### PROVIDED INFORMATION:
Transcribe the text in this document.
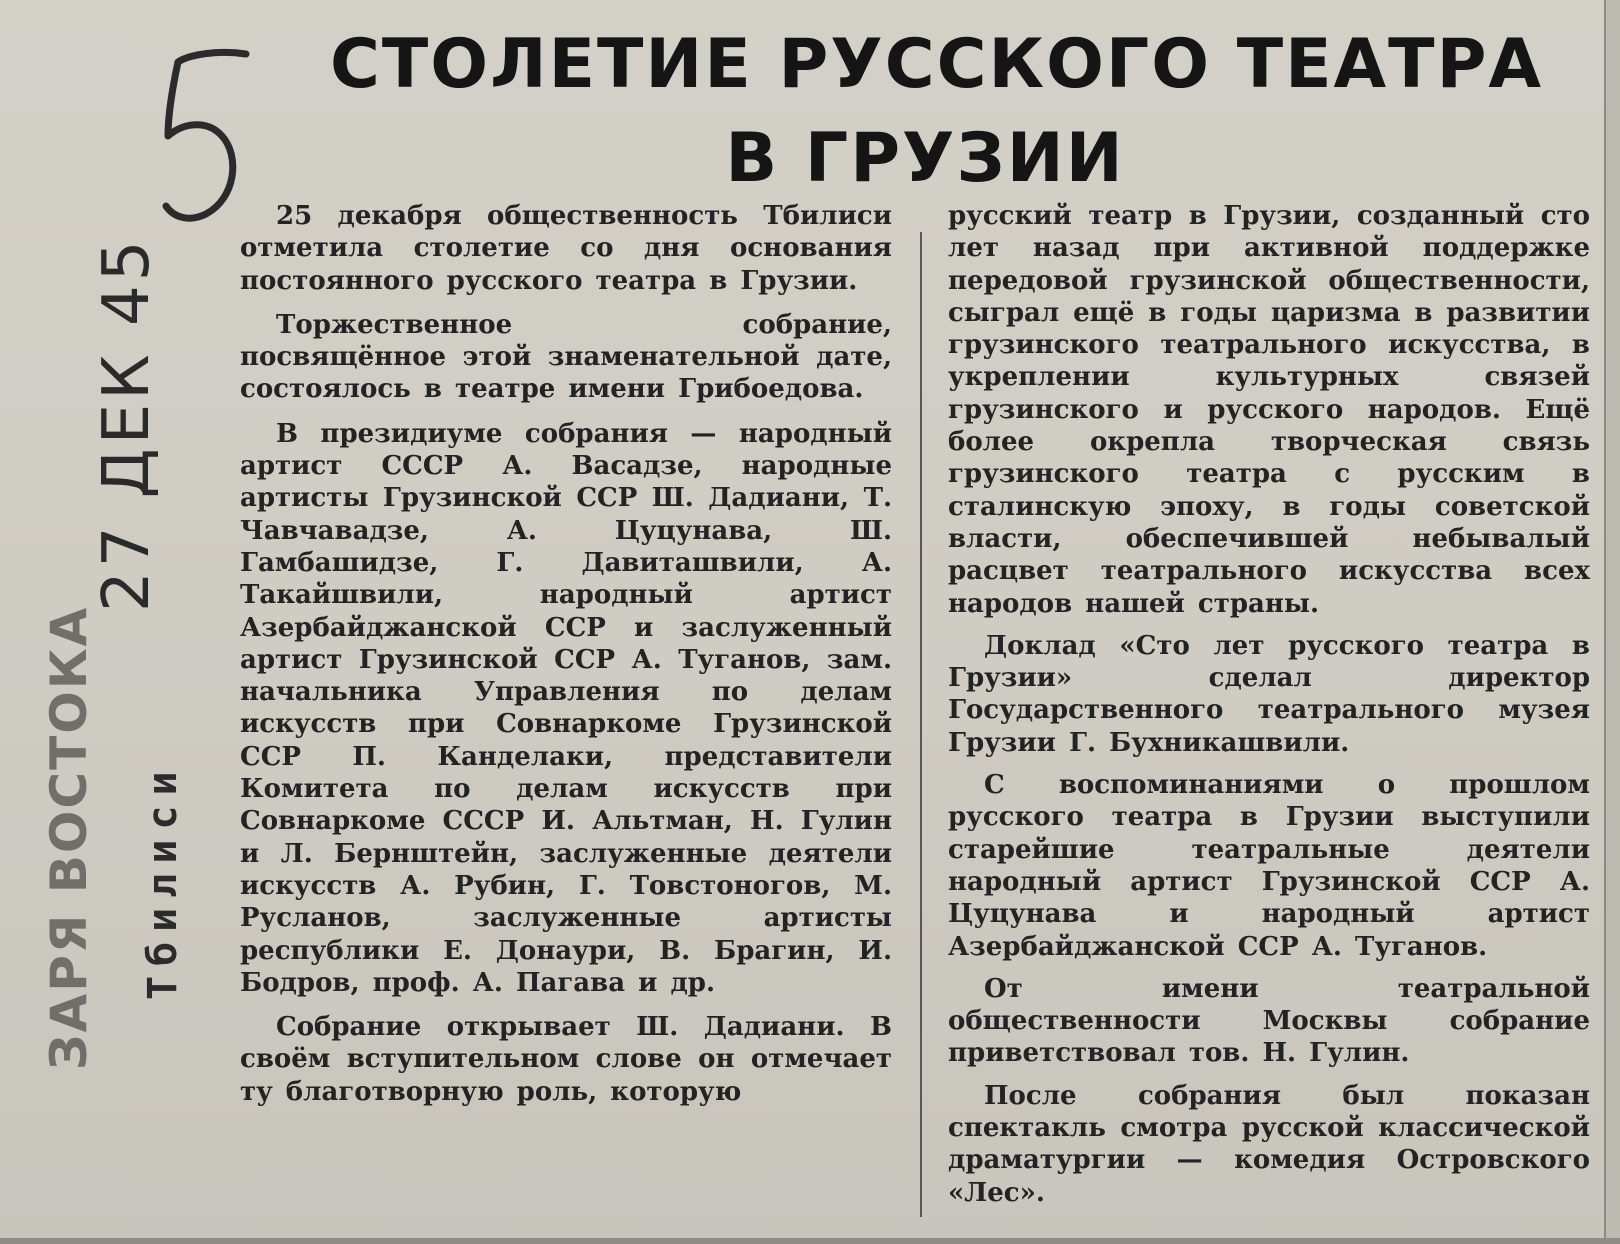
ЗАРЯ ВОСТОКА Тбилиси
27 ДЕК 45
СТОЛЕТИЕ РУССКОГО ТЕАТРА
В ГРУЗИИ

25 декабря общественность Тбилиси отметила столетие со дня основания постоянного русского театра в Грузии.

Торжественное собрание, посвящённое этой знаменательной дате, состоялось в театре имени Грибоедова.

В президиуме собрания — народный артист СССР А. Васадзе, народные артисты Грузинской ССР Ш. Дадиани, Т. Чавчавадзе, А. Цуцунава, Ш. Гамбашидзе, Г. Давиташвили, А. Такайшвили, народный артист Азербайджанской ССР и заслуженный артист Грузинской ССР А. Туганов, зам. начальника Управления по делам искусств при Совнаркоме Грузинской ССР П. Канделаки, представители Комитета по делам искусств при Совнаркоме СССР И. Альтман, Н. Гулин и Л. Бернштейн, заслуженные деятели искусств А. Рубин, Г. Товстоногов, М. Русланов, заслуженные артисты республики Е. Донаури, В. Брагин, И. Бодров, проф. А. Пагава и др.

Собрание открывает Ш. Дадиани. В своём вступительном слове он отмечает ту благотворную роль, которую

русский театр в Грузии, созданный сто лет назад при активной поддержке передовой грузинской общественности, сыграл ещё в годы царизма в развитии грузинского театрального искусства, в укреплении культурных связей грузинского и русского народов. Ещё более окрепла творческая связь грузинского театра с русским в сталинскую эпоху, в годы советской власти, обеспечившей небывалый расцвет театрального искусства всех народов нашей страны.

Доклад «Сто лет русского театра в Грузии» сделал директор Государственного театрального музея Грузии Г. Бухникашвили.

С воспоминаниями о прошлом русского театра в Грузии выступили старейшие театральные деятели народный артист Грузинской ССР А. Цуцунава и народный артист Азербайджанской ССР А. Туганов.

От имени театральной общественности Москвы собрание приветствовал тов. Н. Гулин.

После собрания был показан спектакль смотра русской классической драматургии — комедия Островского «Лес».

### WRITTEN PROBLEM:
Give only the number of lines in the entries that contain "Тбилиси".

### WORKED ANSWER:
2